* [Set task]:
Note each line where "content" appears, and copy it.

>> begin Data provided

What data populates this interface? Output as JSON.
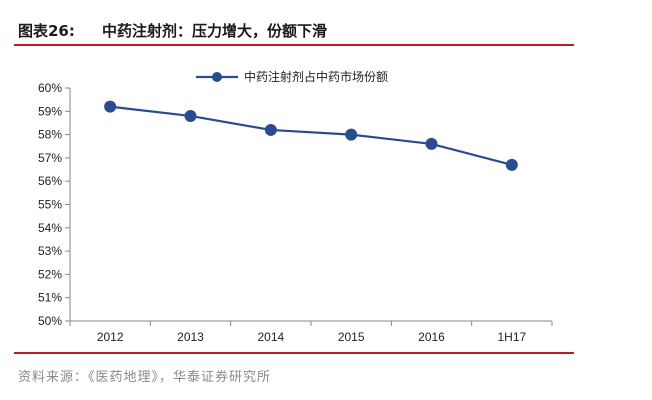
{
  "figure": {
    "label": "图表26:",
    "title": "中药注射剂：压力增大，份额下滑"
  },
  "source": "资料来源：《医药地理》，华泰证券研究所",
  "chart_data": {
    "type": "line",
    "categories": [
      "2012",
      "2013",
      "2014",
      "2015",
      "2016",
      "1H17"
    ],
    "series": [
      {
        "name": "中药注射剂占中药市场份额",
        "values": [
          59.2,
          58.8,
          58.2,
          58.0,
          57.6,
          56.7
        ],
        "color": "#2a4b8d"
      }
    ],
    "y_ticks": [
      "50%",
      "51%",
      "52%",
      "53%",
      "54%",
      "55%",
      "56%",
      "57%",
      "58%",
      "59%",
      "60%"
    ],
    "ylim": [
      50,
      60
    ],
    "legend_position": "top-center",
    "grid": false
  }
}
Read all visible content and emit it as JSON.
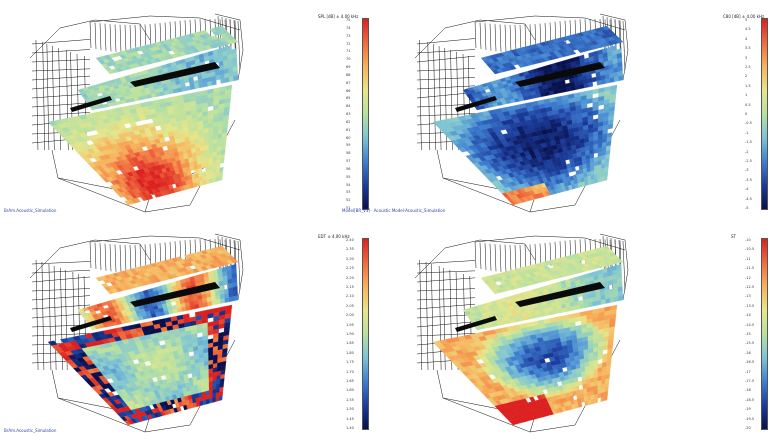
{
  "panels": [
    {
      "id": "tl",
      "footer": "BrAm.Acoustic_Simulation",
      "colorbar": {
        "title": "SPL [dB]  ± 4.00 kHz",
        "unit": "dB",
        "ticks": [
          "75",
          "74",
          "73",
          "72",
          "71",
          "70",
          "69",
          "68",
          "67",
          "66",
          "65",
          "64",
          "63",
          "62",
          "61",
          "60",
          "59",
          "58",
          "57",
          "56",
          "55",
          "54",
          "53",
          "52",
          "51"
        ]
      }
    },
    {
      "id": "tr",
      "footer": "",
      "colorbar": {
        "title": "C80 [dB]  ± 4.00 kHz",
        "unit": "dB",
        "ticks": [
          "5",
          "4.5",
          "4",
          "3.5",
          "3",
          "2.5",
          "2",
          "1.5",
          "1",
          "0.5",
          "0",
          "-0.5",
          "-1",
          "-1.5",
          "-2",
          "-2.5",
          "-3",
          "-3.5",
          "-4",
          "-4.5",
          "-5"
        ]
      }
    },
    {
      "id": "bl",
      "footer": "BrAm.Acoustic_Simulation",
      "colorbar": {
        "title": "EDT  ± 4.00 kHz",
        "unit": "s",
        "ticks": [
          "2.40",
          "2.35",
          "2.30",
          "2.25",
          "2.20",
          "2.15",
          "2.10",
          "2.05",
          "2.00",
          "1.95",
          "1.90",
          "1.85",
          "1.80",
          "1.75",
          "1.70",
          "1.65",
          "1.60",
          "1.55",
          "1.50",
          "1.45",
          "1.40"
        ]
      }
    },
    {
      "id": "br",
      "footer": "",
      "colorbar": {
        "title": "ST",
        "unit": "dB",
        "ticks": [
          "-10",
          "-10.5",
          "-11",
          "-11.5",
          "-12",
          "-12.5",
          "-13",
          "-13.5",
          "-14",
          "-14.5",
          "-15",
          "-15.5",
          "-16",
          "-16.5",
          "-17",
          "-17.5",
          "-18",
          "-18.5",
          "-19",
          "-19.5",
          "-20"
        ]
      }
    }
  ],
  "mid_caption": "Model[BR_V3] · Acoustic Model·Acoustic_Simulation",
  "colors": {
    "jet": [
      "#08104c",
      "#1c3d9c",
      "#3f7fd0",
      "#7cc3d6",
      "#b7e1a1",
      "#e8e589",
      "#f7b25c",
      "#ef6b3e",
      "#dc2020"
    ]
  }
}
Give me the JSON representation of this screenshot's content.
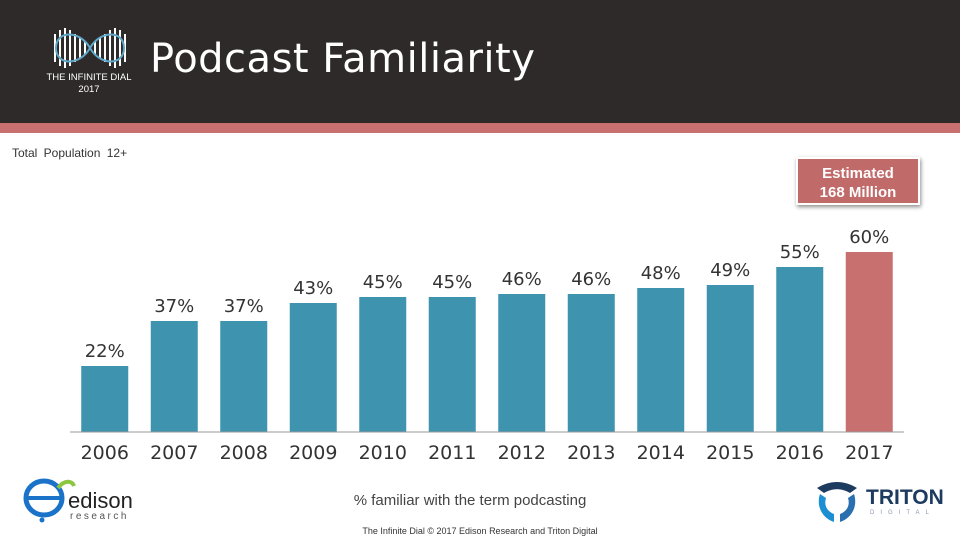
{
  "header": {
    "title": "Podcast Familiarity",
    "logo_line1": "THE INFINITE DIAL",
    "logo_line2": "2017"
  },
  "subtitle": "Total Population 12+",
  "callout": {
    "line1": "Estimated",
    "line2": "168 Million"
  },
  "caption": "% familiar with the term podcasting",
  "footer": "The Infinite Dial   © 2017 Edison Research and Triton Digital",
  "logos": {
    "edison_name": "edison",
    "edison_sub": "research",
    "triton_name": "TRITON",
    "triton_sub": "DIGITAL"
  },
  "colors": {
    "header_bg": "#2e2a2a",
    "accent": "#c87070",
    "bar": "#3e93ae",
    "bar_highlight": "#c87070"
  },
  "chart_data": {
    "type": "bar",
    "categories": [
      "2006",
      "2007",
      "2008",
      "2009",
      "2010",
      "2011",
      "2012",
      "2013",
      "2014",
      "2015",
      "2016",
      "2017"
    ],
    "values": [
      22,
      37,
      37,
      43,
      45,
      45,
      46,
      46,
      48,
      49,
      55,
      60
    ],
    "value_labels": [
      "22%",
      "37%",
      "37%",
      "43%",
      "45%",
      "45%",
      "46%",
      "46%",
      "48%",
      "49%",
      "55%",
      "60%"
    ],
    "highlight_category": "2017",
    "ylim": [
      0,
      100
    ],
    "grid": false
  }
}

>> end Data provided
>> begin Data provided

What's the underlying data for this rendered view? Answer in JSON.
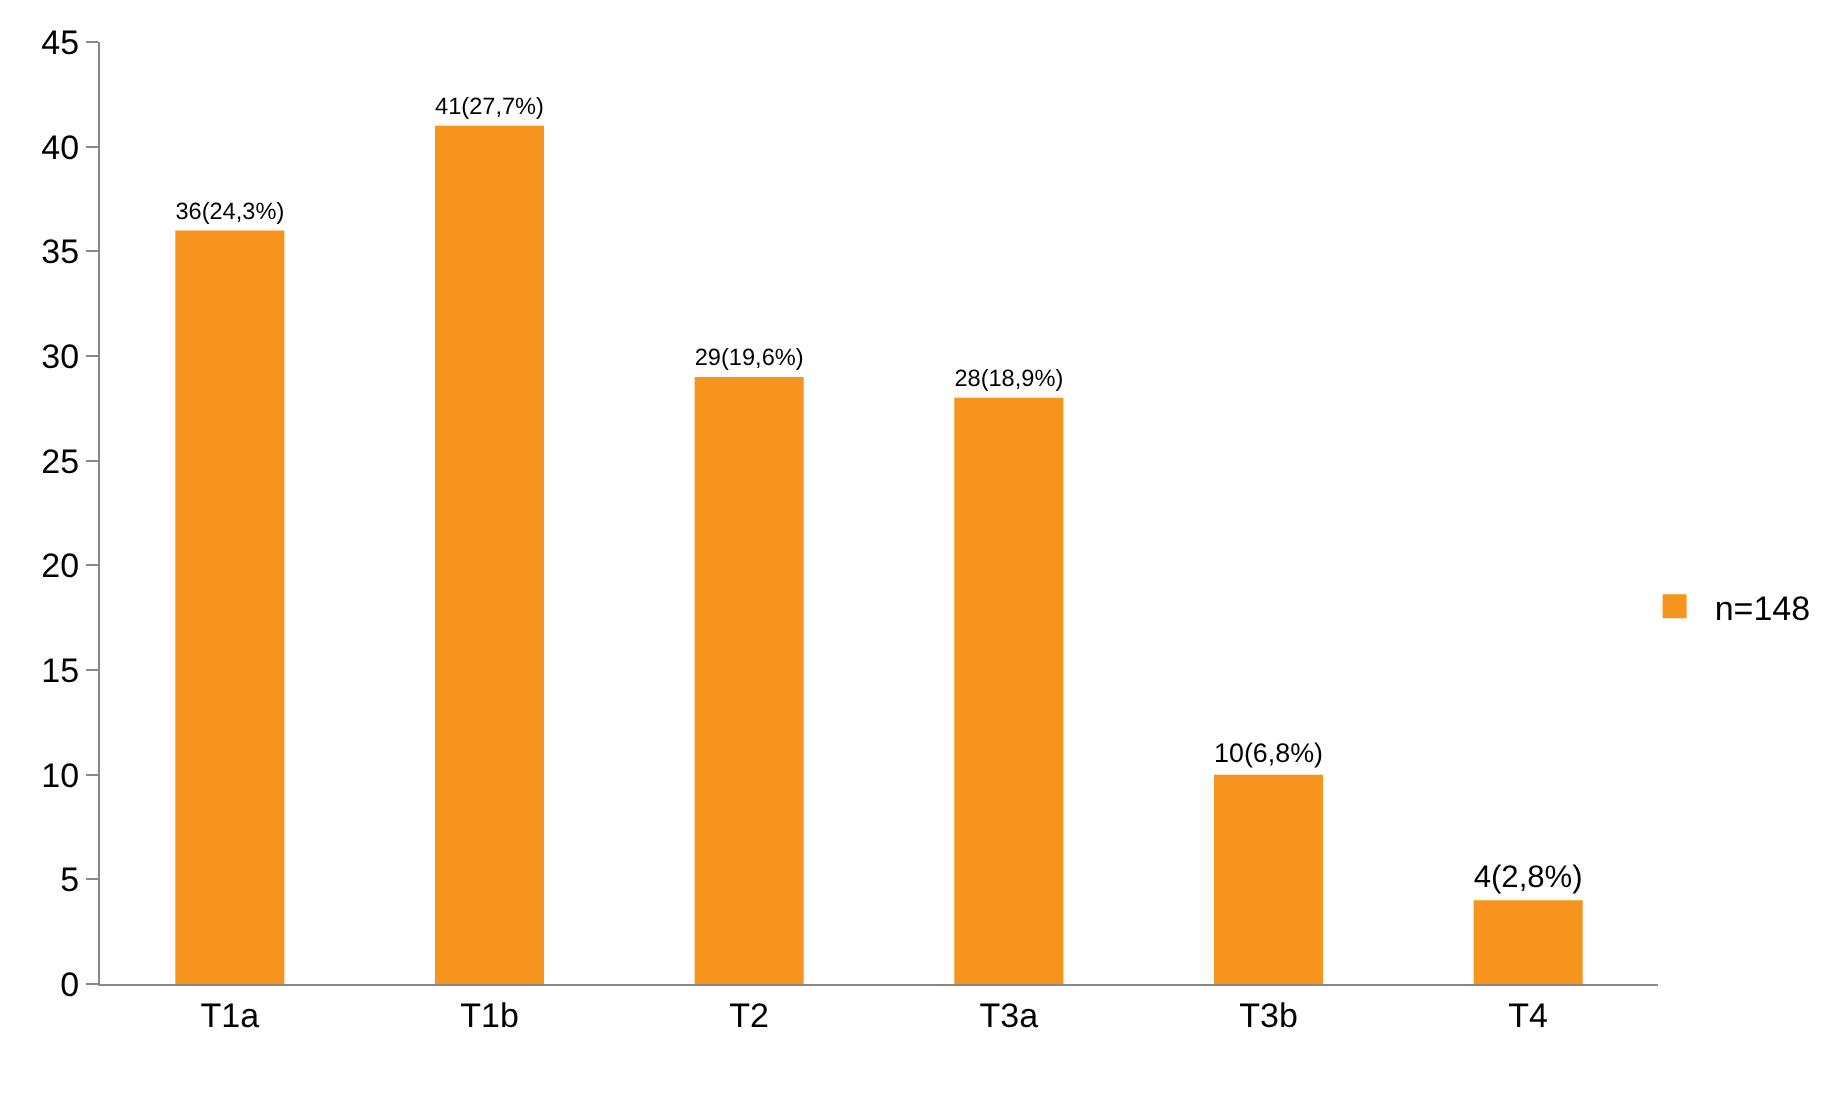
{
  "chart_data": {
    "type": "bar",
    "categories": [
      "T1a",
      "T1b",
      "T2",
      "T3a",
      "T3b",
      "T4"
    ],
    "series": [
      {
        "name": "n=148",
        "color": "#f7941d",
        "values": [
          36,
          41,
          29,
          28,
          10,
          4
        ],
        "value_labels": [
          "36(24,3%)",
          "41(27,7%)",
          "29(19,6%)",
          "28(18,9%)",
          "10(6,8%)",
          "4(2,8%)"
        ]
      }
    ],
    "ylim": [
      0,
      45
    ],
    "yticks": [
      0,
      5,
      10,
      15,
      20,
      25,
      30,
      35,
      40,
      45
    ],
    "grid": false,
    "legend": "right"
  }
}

>> end Data provided

* [Solution to this task]:
Read all visible content and emit it as JSON.
Give me the JSON representation of this screenshot's content.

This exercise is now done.